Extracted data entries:
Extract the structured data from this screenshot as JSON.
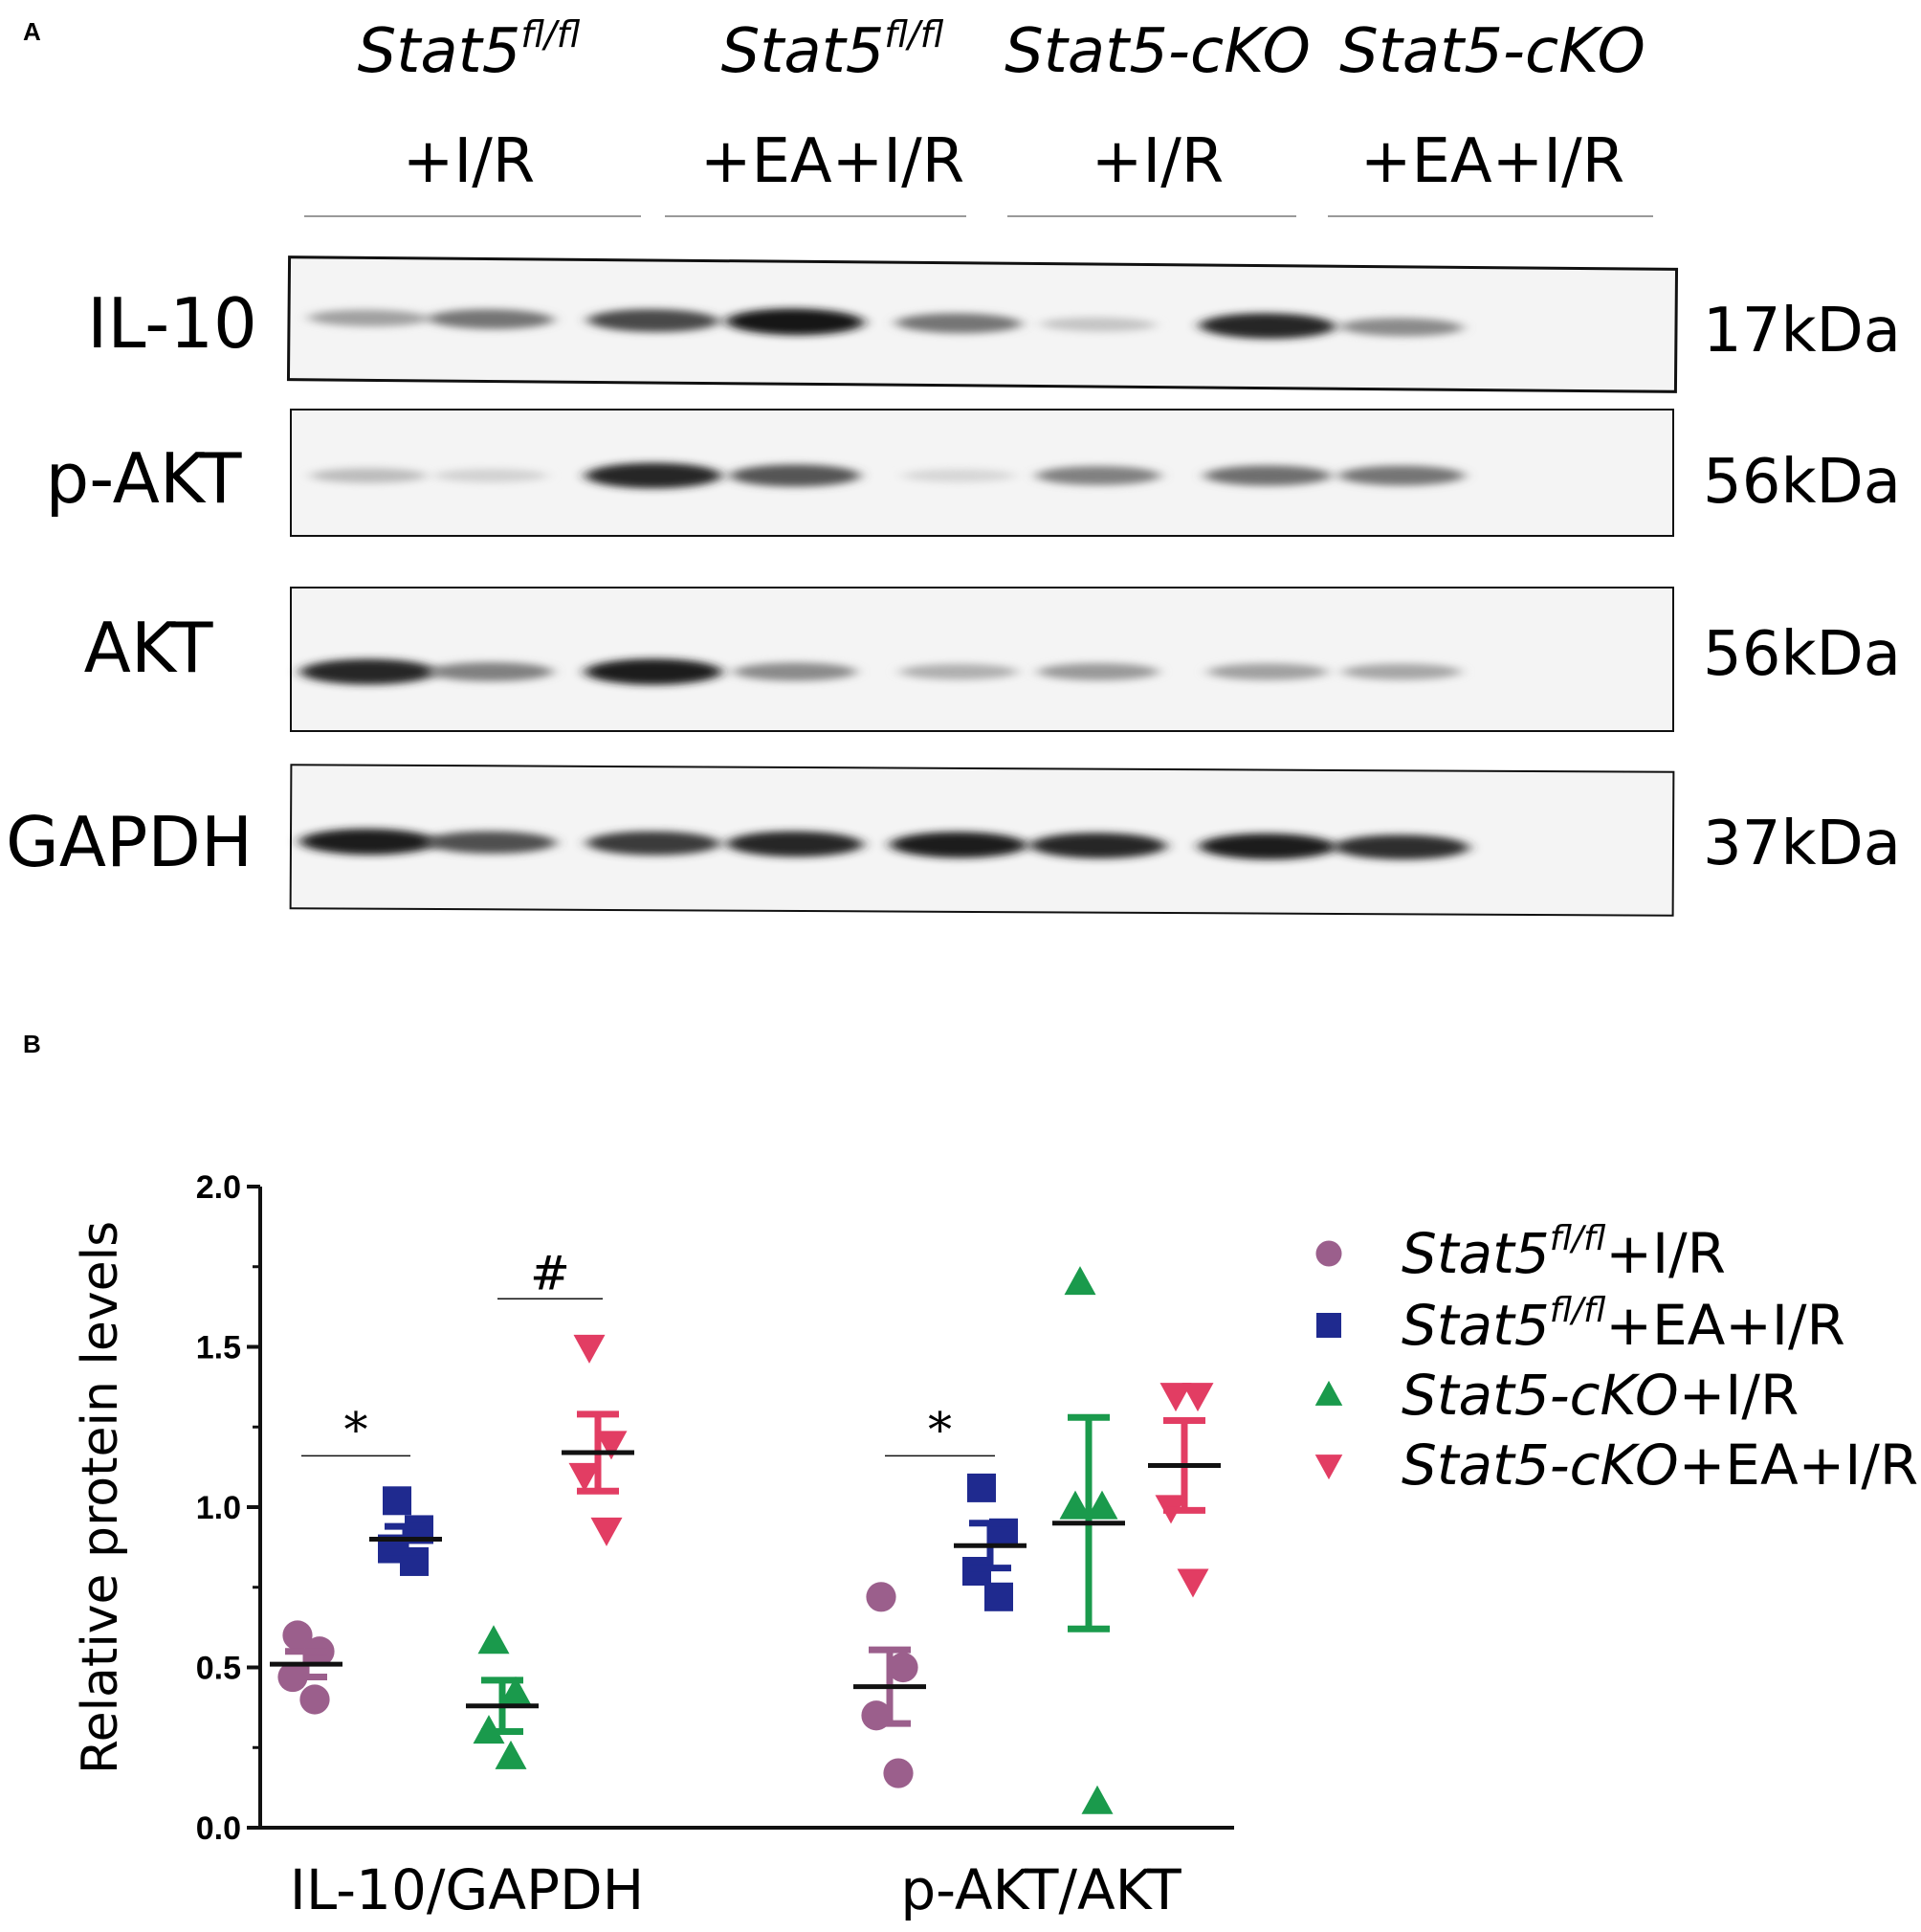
{
  "figure": {
    "panel_a_label": "A",
    "panel_b_label": "B"
  },
  "blot": {
    "groups": [
      {
        "name": "Stat5",
        "sup": "fl/fl",
        "treatment": "+I/R"
      },
      {
        "name": "Stat5",
        "sup": "fl/fl",
        "treatment": "+EA+I/R"
      },
      {
        "name": "Stat5-cKO",
        "sup": "",
        "treatment": "+I/R"
      },
      {
        "name": "Stat5-cKO",
        "sup": "",
        "treatment": "+EA+I/R"
      }
    ],
    "rows": [
      {
        "label": "IL-10",
        "kda": "17kDa",
        "intensities": [
          0.35,
          0.55,
          0.75,
          0.98,
          0.55,
          0.18,
          0.92,
          0.45
        ]
      },
      {
        "label": "p-AKT",
        "kda": "56kDa",
        "intensities": [
          0.22,
          0.12,
          0.92,
          0.7,
          0.1,
          0.5,
          0.58,
          0.55
        ]
      },
      {
        "label": "AKT",
        "kda": "56kDa",
        "intensities": [
          0.92,
          0.5,
          0.95,
          0.45,
          0.28,
          0.38,
          0.35,
          0.32
        ]
      },
      {
        "label": "GAPDH",
        "kda": "37kDa",
        "intensities": [
          0.95,
          0.72,
          0.82,
          0.92,
          0.95,
          0.92,
          0.95,
          0.88
        ]
      }
    ]
  },
  "chart_data": {
    "type": "scatter",
    "ylabel": "Relative protein levels",
    "ylim": [
      0,
      2.0
    ],
    "yticks": [
      "0.0",
      "0.5",
      "1.0",
      "1.5",
      "2.0"
    ],
    "categories": [
      "IL-10/GAPDH",
      "p-AKT/AKT"
    ],
    "legend_position": "right",
    "series": [
      {
        "name": "Stat5",
        "sup": "fl/fl",
        "suffix": "+I/R",
        "marker": "circle",
        "color": "#9b5f8c",
        "points": [
          [
            0.6,
            0.55,
            0.47,
            0.4
          ],
          [
            0.72,
            0.5,
            0.35,
            0.17
          ]
        ],
        "mean": [
          0.51,
          0.44
        ],
        "sem": [
          0.04,
          0.115
        ]
      },
      {
        "name": "Stat5",
        "sup": "fl/fl",
        "suffix": "+EA+I/R",
        "marker": "square",
        "color": "#1f2a8f",
        "points": [
          [
            1.02,
            0.93,
            0.87,
            0.83
          ],
          [
            1.06,
            0.92,
            0.8,
            0.72
          ]
        ],
        "mean": [
          0.9,
          0.88
        ],
        "sem": [
          0.04,
          0.07
        ]
      },
      {
        "name": "Stat5-cKO",
        "sup": "",
        "suffix": "+I/R",
        "marker": "triangle-up",
        "color": "#1a9a4c",
        "points": [
          [
            0.58,
            0.42,
            0.3,
            0.22
          ],
          [
            1.7,
            1.0,
            1.0,
            0.08
          ]
        ],
        "mean": [
          0.38,
          0.95
        ],
        "sem": [
          0.08,
          0.33
        ]
      },
      {
        "name": "Stat5-cKO",
        "sup": "",
        "suffix": "+EA+I/R",
        "marker": "triangle-down",
        "color": "#e23d63",
        "points": [
          [
            1.5,
            1.2,
            1.1,
            0.93
          ],
          [
            1.35,
            1.35,
            1.0,
            0.77
          ]
        ],
        "mean": [
          1.17,
          1.13
        ],
        "sem": [
          0.12,
          0.14
        ]
      }
    ],
    "annotations": [
      {
        "text": "*",
        "category": 0,
        "between": [
          0,
          1
        ],
        "y": 1.16
      },
      {
        "text": "#",
        "category": 0,
        "between": [
          2,
          3
        ],
        "y": 1.65
      },
      {
        "text": "*",
        "category": 1,
        "between": [
          0,
          1
        ],
        "y": 1.16
      }
    ]
  }
}
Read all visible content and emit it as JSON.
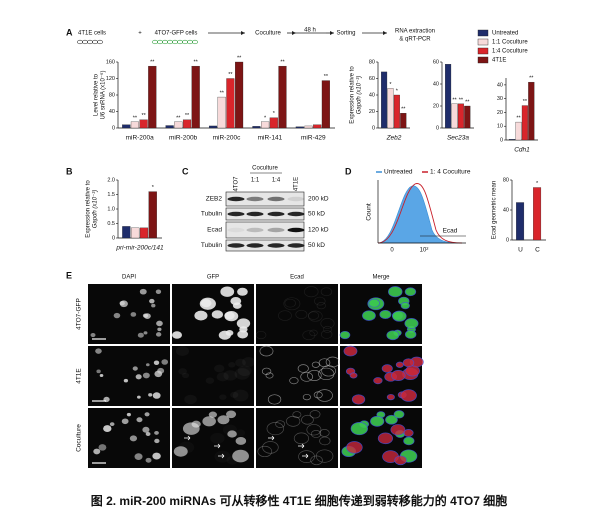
{
  "caption": "图 2. miR-200 miRNAs 可从转移性 4T1E 细胞传递到弱转移能力的 4TO7 细胞",
  "panel_labels": [
    "A",
    "B",
    "C",
    "D",
    "E"
  ],
  "workflow": [
    "4T1E cells",
    "+",
    "4TO7-GFP cells",
    "Coculture",
    "48 h",
    "Sorting",
    "RNA extraction",
    "& qRT-PCR"
  ],
  "legend": [
    {
      "name": "Untreated",
      "color": "#1f2d6b"
    },
    {
      "name": "1:1 Coculture",
      "color": "#f7dada"
    },
    {
      "name": "1:4 Coculture",
      "color": "#d9252b"
    },
    {
      "name": "4T1E",
      "color": "#7d1515"
    }
  ],
  "chart_data": [
    {
      "type": "bar",
      "ylabel": [
        "Level relative to",
        "U6 snRNA (x10⁻⁶)"
      ],
      "categories": [
        "miR-200a",
        "miR-200b",
        "miR-200c",
        "miR-141",
        "miR-429"
      ],
      "ylim": [
        0,
        160
      ],
      "yticks": [
        0,
        40,
        80,
        120,
        160
      ],
      "series": [
        {
          "color": "#1f2d6b",
          "values": [
            8,
            6,
            5,
            4,
            3
          ]
        },
        {
          "color": "#f7dada",
          "values": [
            15,
            15,
            75,
            15,
            5
          ],
          "significance": [
            "**",
            "**",
            "**",
            "*",
            null
          ]
        },
        {
          "color": "#d9252b",
          "values": [
            20,
            20,
            120,
            25,
            8
          ],
          "significance": [
            "**",
            "**",
            "**",
            "*",
            null
          ]
        },
        {
          "color": "#7d1515",
          "values": [
            150,
            150,
            160,
            150,
            115
          ],
          "significance": [
            "**",
            "**",
            "**",
            "**",
            "**"
          ]
        }
      ]
    },
    {
      "type": "bar",
      "ylabel": [
        "Expression relative to",
        "Gapdh (x10⁻³)"
      ],
      "categories": [
        "Zeb2"
      ],
      "ylim": [
        0,
        80
      ],
      "yticks": [
        0,
        20,
        40,
        60,
        80
      ],
      "series": [
        {
          "color": "#1f2d6b",
          "values": [
            68
          ]
        },
        {
          "color": "#f7dada",
          "values": [
            48
          ],
          "significance": [
            "*"
          ]
        },
        {
          "color": "#d9252b",
          "values": [
            40
          ],
          "significance": [
            "*"
          ]
        },
        {
          "color": "#7d1515",
          "values": [
            18
          ],
          "significance": [
            "**"
          ]
        }
      ]
    },
    {
      "type": "bar",
      "categories": [
        "Sec23a"
      ],
      "ylim": [
        0,
        60
      ],
      "yticks": [
        0,
        20,
        40,
        60
      ],
      "series": [
        {
          "color": "#1f2d6b",
          "values": [
            58
          ]
        },
        {
          "color": "#f7dada",
          "values": [
            22
          ],
          "significance": [
            "**"
          ]
        },
        {
          "color": "#d9252b",
          "values": [
            22
          ],
          "significance": [
            "**"
          ]
        },
        {
          "color": "#7d1515",
          "values": [
            20
          ],
          "significance": [
            "**"
          ]
        }
      ]
    },
    {
      "type": "bar",
      "categories": [
        "Cdh1"
      ],
      "ylim": [
        0,
        45
      ],
      "yticks": [
        0,
        10,
        20,
        30,
        40
      ],
      "series": [
        {
          "color": "#1f2d6b",
          "values": [
            0.5
          ]
        },
        {
          "color": "#f7dada",
          "values": [
            13
          ],
          "significance": [
            "**"
          ]
        },
        {
          "color": "#d9252b",
          "values": [
            25
          ],
          "significance": [
            "**"
          ]
        },
        {
          "color": "#7d1515",
          "values": [
            42
          ],
          "significance": [
            "**"
          ]
        }
      ]
    },
    {
      "type": "bar",
      "ylabel": [
        "Expression relative to",
        "Gapdh (x10⁻³)"
      ],
      "categories": [
        "pri-mir-200c/141"
      ],
      "ylim": [
        0,
        2
      ],
      "yticks": [
        0,
        0.5,
        {
          "value": 1,
          "label": "1.0"
        },
        1.5,
        {
          "value": 2,
          "label": "2.0"
        }
      ],
      "series": [
        {
          "color": "#1f2d6b",
          "values": [
            0.4
          ]
        },
        {
          "color": "#f7dada",
          "values": [
            0.35
          ]
        },
        {
          "color": "#d9252b",
          "values": [
            0.35
          ]
        },
        {
          "color": "#7d1515",
          "values": [
            1.6
          ],
          "significance": [
            "*"
          ]
        }
      ]
    },
    {
      "type": "bar",
      "ylabel": [
        "Ecad geometric mean"
      ],
      "categories": [
        "U",
        "C"
      ],
      "values": [
        50,
        70
      ],
      "colors": [
        "#1f2d6b",
        "#d9252b"
      ],
      "significance": [
        null,
        "*"
      ],
      "ylim": [
        0,
        80
      ],
      "yticks": [
        0,
        40,
        80
      ]
    }
  ],
  "blot": {
    "lanes": [
      "4TO7",
      "Coculture",
      "1:1",
      "1:4",
      "4T1E"
    ],
    "rows": [
      {
        "protein": "ZEB2",
        "size": "200 kD"
      },
      {
        "protein": "Tubulin",
        "size": "50 kD"
      },
      {
        "protein": "Ecad",
        "size": "120 kD"
      },
      {
        "protein": "Tubulin",
        "size": "50 kD"
      }
    ]
  },
  "flow": {
    "legend": [
      {
        "name": "Untreated",
        "color": "#3a8fd6"
      },
      {
        "name": "1: 4 Coculture",
        "color": "#c8202a"
      }
    ],
    "ylabel": "Count",
    "xlabel": "Ecad",
    "xticks": [
      "0",
      "10²"
    ]
  },
  "micrographs": {
    "columns": [
      {
        "name": "DAPI",
        "color": "#3b4fc4"
      },
      {
        "name": "GFP",
        "color": "#2e9e3a"
      },
      {
        "name": "Ecad",
        "color": "#d22"
      },
      {
        "name": "Merge",
        "color": "#111"
      }
    ],
    "rows": [
      "4TO7-GFP",
      "4T1E",
      "Coculture"
    ]
  }
}
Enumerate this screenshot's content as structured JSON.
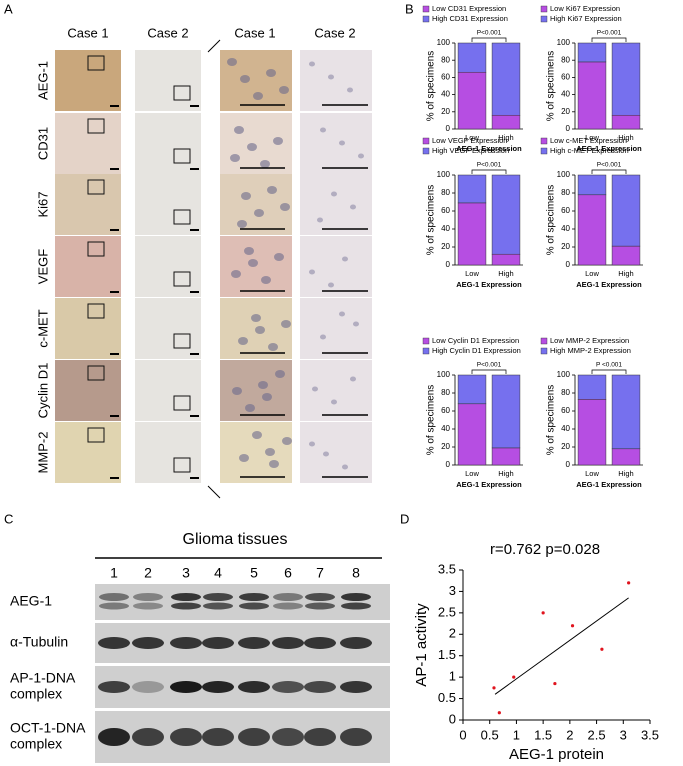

[Work instruction]
Tell how many lines of the data include the word "triangle", without any other words.

[Result of the task]
2